[What you need to do]:
Take each line of the listing that has the string "kleinen" and report it.

[Data for analysis]:
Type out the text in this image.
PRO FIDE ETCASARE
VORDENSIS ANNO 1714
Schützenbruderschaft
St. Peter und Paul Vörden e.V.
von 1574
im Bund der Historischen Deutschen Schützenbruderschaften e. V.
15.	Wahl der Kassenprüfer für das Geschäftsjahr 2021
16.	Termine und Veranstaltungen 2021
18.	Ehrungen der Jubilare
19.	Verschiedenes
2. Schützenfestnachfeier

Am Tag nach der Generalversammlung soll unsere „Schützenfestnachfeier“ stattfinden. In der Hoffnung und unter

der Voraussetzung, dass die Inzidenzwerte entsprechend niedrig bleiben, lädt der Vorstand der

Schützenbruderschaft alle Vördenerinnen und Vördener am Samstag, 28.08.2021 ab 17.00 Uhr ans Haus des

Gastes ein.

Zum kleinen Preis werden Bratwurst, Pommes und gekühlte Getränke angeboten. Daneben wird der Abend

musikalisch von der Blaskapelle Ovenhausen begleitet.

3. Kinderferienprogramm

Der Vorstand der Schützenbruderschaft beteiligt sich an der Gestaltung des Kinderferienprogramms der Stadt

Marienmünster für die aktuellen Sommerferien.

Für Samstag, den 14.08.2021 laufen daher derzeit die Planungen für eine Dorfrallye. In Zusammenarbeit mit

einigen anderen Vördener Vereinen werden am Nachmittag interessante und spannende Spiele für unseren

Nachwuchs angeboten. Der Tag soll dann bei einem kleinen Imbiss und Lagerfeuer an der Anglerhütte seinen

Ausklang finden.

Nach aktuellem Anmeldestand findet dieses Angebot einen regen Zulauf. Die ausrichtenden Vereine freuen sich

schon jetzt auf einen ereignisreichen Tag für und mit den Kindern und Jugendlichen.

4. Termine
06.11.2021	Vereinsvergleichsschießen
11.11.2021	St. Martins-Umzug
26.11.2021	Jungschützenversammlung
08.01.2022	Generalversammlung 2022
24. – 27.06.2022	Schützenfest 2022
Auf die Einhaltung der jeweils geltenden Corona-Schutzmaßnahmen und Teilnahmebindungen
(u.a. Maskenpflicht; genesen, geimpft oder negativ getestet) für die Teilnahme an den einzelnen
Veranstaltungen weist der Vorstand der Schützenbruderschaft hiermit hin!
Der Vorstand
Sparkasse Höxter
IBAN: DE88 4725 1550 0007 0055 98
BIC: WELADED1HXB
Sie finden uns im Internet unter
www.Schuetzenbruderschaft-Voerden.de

[Answer to this task]:
Zum kleinen Preis werden Bratwurst, Pommes und gekühlte Getränke angeboten. Daneben wird der Abend
Nachwuchs angeboten. Der Tag soll dann bei einem kleinen Imbiss und Lagerfeuer an der Anglerhütte seinen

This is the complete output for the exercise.